#### Given entries ####

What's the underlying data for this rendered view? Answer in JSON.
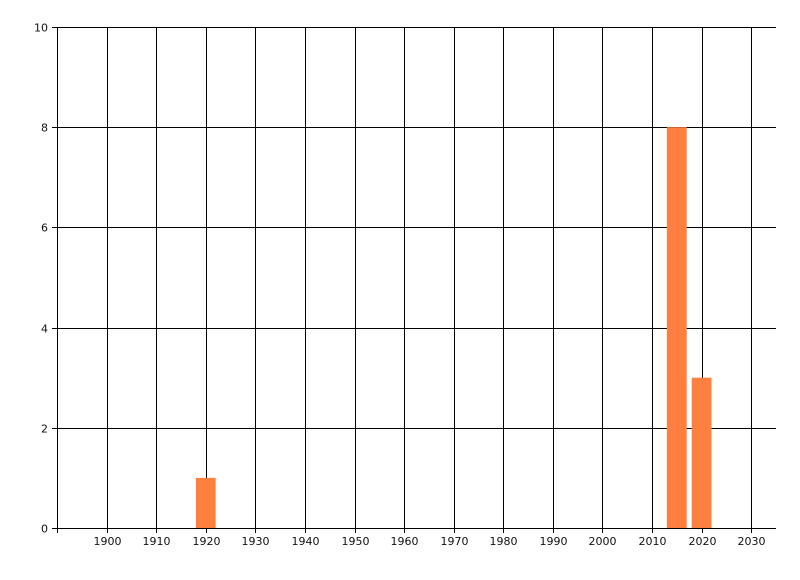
{
  "chart_data": {
    "type": "bar",
    "title": "",
    "xlabel": "",
    "ylabel": "",
    "xlim": [
      1890,
      2035
    ],
    "ylim": [
      0,
      10
    ],
    "x_ticks": [
      1900,
      1910,
      1920,
      1930,
      1940,
      1950,
      1960,
      1970,
      1980,
      1990,
      2000,
      2010,
      2020,
      2030
    ],
    "y_ticks": [
      0,
      2,
      4,
      6,
      8,
      10
    ],
    "grid": true,
    "bar_width_years": 4,
    "bar_color": "#FF7F3F",
    "x": [
      1920,
      2015,
      2020
    ],
    "values": [
      1,
      8,
      3
    ]
  }
}
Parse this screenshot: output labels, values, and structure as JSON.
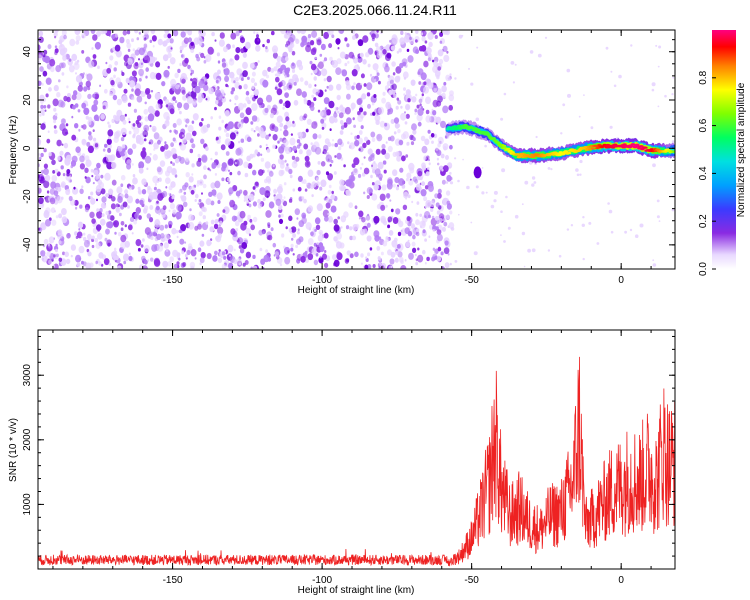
{
  "chart_data": [
    {
      "type": "heatmap",
      "title": "C2E3.2025.066.11.24.R11",
      "xlabel": "Height of straight line (km)",
      "ylabel": "Frequency (Hz)",
      "xlim": [
        -195,
        18
      ],
      "ylim": [
        -50,
        49
      ],
      "xticks": [
        -150,
        -100,
        -50,
        0
      ],
      "yticks": [
        -40,
        -20,
        0,
        20,
        40
      ],
      "colorbar": {
        "label": "Normalized spectral amplitude",
        "range": [
          0,
          1
        ],
        "ticks": [
          0.0,
          0.2,
          0.4,
          0.6,
          0.8
        ]
      },
      "regions": [
        {
          "name": "noise",
          "x_range": [
            -195,
            -58
          ],
          "freq_range": [
            -50,
            49
          ],
          "amplitude_range": [
            0.0,
            0.12
          ]
        },
        {
          "name": "signal-track",
          "points": [
            {
              "x": -58,
              "freq": 8,
              "amp": 0.45
            },
            {
              "x": -52,
              "freq": 9,
              "amp": 0.55
            },
            {
              "x": -45,
              "freq": 6,
              "amp": 0.55
            },
            {
              "x": -40,
              "freq": 1,
              "amp": 0.6
            },
            {
              "x": -35,
              "freq": -3,
              "amp": 0.75
            },
            {
              "x": -28,
              "freq": -3,
              "amp": 0.8
            },
            {
              "x": -20,
              "freq": -2,
              "amp": 0.7
            },
            {
              "x": -12,
              "freq": 0,
              "amp": 0.75
            },
            {
              "x": -5,
              "freq": 1,
              "amp": 0.9
            },
            {
              "x": 5,
              "freq": 1,
              "amp": 0.95
            },
            {
              "x": 10,
              "freq": -1,
              "amp": 0.9
            },
            {
              "x": 18,
              "freq": -1,
              "amp": 0.6
            }
          ]
        }
      ]
    },
    {
      "type": "line",
      "xlabel": "Height of straight line (km)",
      "ylabel": "SNR (10 * v/v)",
      "xlim": [
        -195,
        18
      ],
      "ylim": [
        0,
        3700
      ],
      "xticks": [
        -150,
        -100,
        -50,
        0
      ],
      "yticks": [
        1000,
        2000,
        3000
      ],
      "color": "#ee2222",
      "series": [
        {
          "x": [
            -195,
            -185,
            -175,
            -165,
            -155,
            -145,
            -135,
            -125,
            -115,
            -105,
            -95,
            -85,
            -75,
            -65,
            -58,
            -54,
            -50,
            -47,
            -44,
            -42,
            -40,
            -37,
            -34,
            -30,
            -27,
            -24,
            -20,
            -16,
            -14,
            -12,
            -9,
            -6,
            -3,
            0,
            3,
            6,
            9,
            12,
            14,
            16,
            18
          ],
          "y": [
            120,
            130,
            120,
            140,
            130,
            150,
            130,
            140,
            130,
            130,
            120,
            130,
            130,
            130,
            140,
            300,
            700,
            1300,
            2000,
            3000,
            1800,
            1200,
            1400,
            1000,
            900,
            1200,
            1300,
            2000,
            3400,
            1000,
            1200,
            1500,
            1800,
            1900,
            2100,
            2000,
            2300,
            2000,
            2800,
            2400,
            2500
          ]
        }
      ]
    }
  ]
}
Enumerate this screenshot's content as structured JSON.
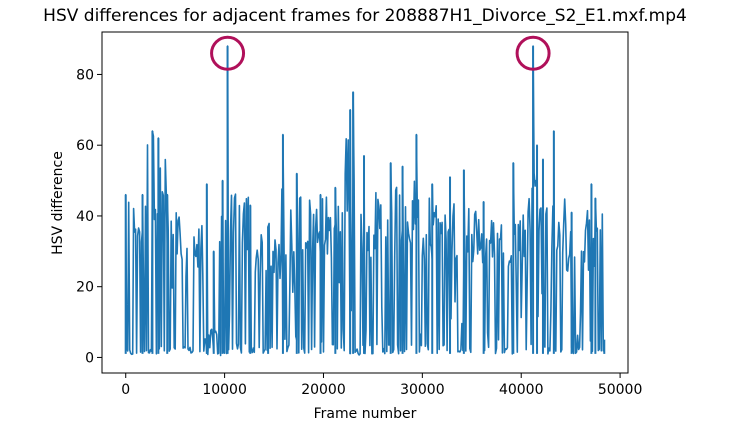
{
  "chart_data": {
    "type": "line",
    "title": "HSV differences for adjacent frames for 208887H1_Divorce_S2_E1.mxf.mp4",
    "xlabel": "Frame number",
    "ylabel": "HSV difference",
    "xlim": [
      -2400,
      50800
    ],
    "ylim": [
      -4.4,
      92
    ],
    "xticks": [
      0,
      10000,
      20000,
      30000,
      40000,
      50000
    ],
    "xtick_labels": [
      "0",
      "10000",
      "20000",
      "30000",
      "40000",
      "50000"
    ],
    "yticks": [
      0,
      20,
      40,
      60,
      80
    ],
    "ytick_labels": [
      "0",
      "20",
      "40",
      "60",
      "80"
    ],
    "grid": false,
    "series": [
      {
        "color": "#1f77b4",
        "segments": [
          {
            "x0": 0,
            "x1": 1500,
            "low": 0.5,
            "high": 46,
            "base": 2
          },
          {
            "x0": 1500,
            "x1": 2200,
            "low": 1,
            "high": 45,
            "base": 3
          },
          {
            "x0": 2200,
            "x1": 3200,
            "low": 1,
            "high": 64,
            "base": 3
          },
          {
            "x0": 3200,
            "x1": 4300,
            "low": 1,
            "high": 57,
            "base": 3
          },
          {
            "x0": 4300,
            "x1": 5500,
            "low": 1,
            "high": 42,
            "base": 2
          },
          {
            "x0": 5500,
            "x1": 6800,
            "low": 1,
            "high": 38,
            "base": 2
          },
          {
            "x0": 6800,
            "x1": 8000,
            "low": 1,
            "high": 39,
            "base": 2
          },
          {
            "x0": 8000,
            "x1": 9500,
            "low": 0.5,
            "high": 8,
            "base": 1
          },
          {
            "x0": 9500,
            "x1": 10400,
            "low": 0.5,
            "high": 50,
            "base": 2
          },
          {
            "x0": 10400,
            "x1": 12500,
            "low": 1,
            "high": 47,
            "base": 3
          },
          {
            "x0": 12500,
            "x1": 15500,
            "low": 1,
            "high": 38,
            "base": 2
          },
          {
            "x0": 15500,
            "x1": 18000,
            "low": 1,
            "high": 48,
            "base": 5
          },
          {
            "x0": 18000,
            "x1": 22000,
            "low": 1,
            "high": 46,
            "base": 3
          },
          {
            "x0": 22000,
            "x1": 24000,
            "low": 0.5,
            "high": 66,
            "base": 2
          },
          {
            "x0": 24000,
            "x1": 27000,
            "low": 1,
            "high": 47,
            "base": 3
          },
          {
            "x0": 27000,
            "x1": 30000,
            "low": 1,
            "high": 50,
            "base": 3
          },
          {
            "x0": 30000,
            "x1": 33000,
            "low": 1,
            "high": 47,
            "base": 3
          },
          {
            "x0": 33000,
            "x1": 36000,
            "low": 1,
            "high": 44,
            "base": 2
          },
          {
            "x0": 36000,
            "x1": 38500,
            "low": 1,
            "high": 40,
            "base": 2
          },
          {
            "x0": 38500,
            "x1": 40500,
            "low": 1,
            "high": 42,
            "base": 2
          },
          {
            "x0": 40500,
            "x1": 42500,
            "low": 1,
            "high": 58,
            "base": 3
          },
          {
            "x0": 42500,
            "x1": 44500,
            "low": 1,
            "high": 47,
            "base": 2
          },
          {
            "x0": 44500,
            "x1": 46500,
            "low": 1,
            "high": 40,
            "base": 2
          },
          {
            "x0": 46500,
            "x1": 48400,
            "low": 1,
            "high": 42,
            "base": 2
          }
        ],
        "spikes": [
          {
            "x": 10300,
            "y": 88
          },
          {
            "x": 41200,
            "y": 88
          },
          {
            "x": 23000,
            "y": 75
          },
          {
            "x": 22700,
            "y": 70
          },
          {
            "x": 43300,
            "y": 64
          },
          {
            "x": 2700,
            "y": 64
          },
          {
            "x": 15900,
            "y": 63
          },
          {
            "x": 29400,
            "y": 63
          },
          {
            "x": 41600,
            "y": 60
          },
          {
            "x": 3300,
            "y": 62
          },
          {
            "x": 24100,
            "y": 57
          },
          {
            "x": 42200,
            "y": 56
          },
          {
            "x": 26800,
            "y": 55
          },
          {
            "x": 39200,
            "y": 55
          },
          {
            "x": 28000,
            "y": 54
          },
          {
            "x": 34200,
            "y": 53
          },
          {
            "x": 17300,
            "y": 52
          },
          {
            "x": 8200,
            "y": 49
          },
          {
            "x": 9800,
            "y": 50
          },
          {
            "x": 47100,
            "y": 49
          },
          {
            "x": 31000,
            "y": 49
          },
          {
            "x": 19700,
            "y": 46
          },
          {
            "x": 0,
            "y": 46
          },
          {
            "x": 1700,
            "y": 46
          },
          {
            "x": 4200,
            "y": 46
          },
          {
            "x": 47500,
            "y": 45
          },
          {
            "x": 12600,
            "y": 43
          },
          {
            "x": 21200,
            "y": 48
          },
          {
            "x": 36200,
            "y": 44
          },
          {
            "x": 32800,
            "y": 51
          },
          {
            "x": 14400,
            "y": 37
          },
          {
            "x": 45100,
            "y": 41
          },
          {
            "x": 8900,
            "y": 30
          },
          {
            "x": 48400,
            "y": 5
          }
        ]
      }
    ],
    "annotations": [
      {
        "type": "circle",
        "x": 10300,
        "y": 86,
        "color": "#b0105a"
      },
      {
        "type": "circle",
        "x": 41200,
        "y": 86,
        "color": "#b0105a"
      }
    ]
  }
}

####

In the listing above, how many lines hold the word "title"? Give the number and nothing more.

3